Entries from a dataset:
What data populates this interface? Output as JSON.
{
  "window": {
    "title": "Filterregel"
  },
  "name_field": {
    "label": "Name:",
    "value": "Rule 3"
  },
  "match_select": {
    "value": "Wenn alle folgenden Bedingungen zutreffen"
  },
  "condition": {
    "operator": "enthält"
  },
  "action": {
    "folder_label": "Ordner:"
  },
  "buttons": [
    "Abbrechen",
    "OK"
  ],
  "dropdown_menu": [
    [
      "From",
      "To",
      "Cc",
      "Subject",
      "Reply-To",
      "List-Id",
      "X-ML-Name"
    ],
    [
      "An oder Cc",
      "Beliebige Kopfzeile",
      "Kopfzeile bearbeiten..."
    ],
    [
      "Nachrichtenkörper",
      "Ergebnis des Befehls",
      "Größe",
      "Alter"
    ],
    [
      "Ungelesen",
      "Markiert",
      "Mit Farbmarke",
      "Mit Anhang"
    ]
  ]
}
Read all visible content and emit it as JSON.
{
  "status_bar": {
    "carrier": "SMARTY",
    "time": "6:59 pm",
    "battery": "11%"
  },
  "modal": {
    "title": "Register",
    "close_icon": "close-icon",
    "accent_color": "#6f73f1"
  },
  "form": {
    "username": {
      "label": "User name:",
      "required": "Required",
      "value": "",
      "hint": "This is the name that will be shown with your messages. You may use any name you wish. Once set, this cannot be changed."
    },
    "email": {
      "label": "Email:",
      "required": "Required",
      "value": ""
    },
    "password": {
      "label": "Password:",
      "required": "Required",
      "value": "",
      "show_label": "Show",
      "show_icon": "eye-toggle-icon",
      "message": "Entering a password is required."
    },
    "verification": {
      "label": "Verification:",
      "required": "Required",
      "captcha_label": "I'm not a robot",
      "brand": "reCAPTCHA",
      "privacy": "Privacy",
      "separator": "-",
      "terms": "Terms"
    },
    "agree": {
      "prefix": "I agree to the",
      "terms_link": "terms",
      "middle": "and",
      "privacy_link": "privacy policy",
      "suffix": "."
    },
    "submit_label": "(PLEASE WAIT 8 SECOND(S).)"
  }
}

* [What the exercise asks]
From the first line to the last, please quote the material above exactly.

* [Written solution]
What data populates this interface? Output as JSON.
{
  "window": {
    "title": "Filterregel"
  },
  "name_field": {
    "label": "Name:",
    "value": "Rule 3"
  },
  "match_select": {
    "value": "Wenn alle folgenden Bedingungen zutreffen"
  },
  "condition": {
    "operator": "enthält"
  },
  "action": {
    "folder_label": "Ordner:"
  },
  "buttons": [
    "Abbrechen",
    "OK"
  ],
  "dropdown_menu": [
    [
      "From",
      "To",
      "Cc",
      "Subject",
      "Reply-To",
      "List-Id",
      "X-ML-Name"
    ],
    [
      "An oder Cc",
      "Beliebige Kopfzeile",
      "Kopfzeile bearbeiten..."
    ],
    [
      "Nachrichtenkörper",
      "Ergebnis des Befehls",
      "Größe",
      "Alter"
    ],
    [
      "Ungelesen",
      "Markiert",
      "Mit Farbmarke",
      "Mit Anhang"
    ]
  ]
}
Read all visible content and emit it as JSON.
{
  "status_bar": {
    "carrier": "SMARTY",
    "time": "6:59 pm",
    "battery": "11%"
  },
  "modal": {
    "title": "Register",
    "close_icon": "close-icon",
    "accent_color": "#6f73f1"
  },
  "form": {
    "username": {
      "label": "User name:",
      "required": "Required",
      "value": "",
      "hint": "This is the name that will be shown with your messages. You may use any name you wish. Once set, this cannot be changed."
    },
    "email": {
      "label": "Email:",
      "required": "Required",
      "value": ""
    },
    "password": {
      "label": "Password:",
      "required": "Required",
      "value": "",
      "show_label": "Show",
      "show_icon": "eye-toggle-icon",
      "message": "Entering a password is required."
    },
    "verification": {
      "label": "Verification:",
      "required": "Required",
      "captcha_label": "I'm not a robot",
      "brand": "reCAPTCHA",
      "privacy": "Privacy",
      "separator": "-",
      "terms": "Terms"
    },
    "agree": {
      "prefix": "I agree to the",
      "terms_link": "terms",
      "middle": "and",
      "privacy_link": "privacy policy",
      "suffix": "."
    },
    "submit_label": "(PLEASE WAIT 8 SECOND(S).)"
  }
}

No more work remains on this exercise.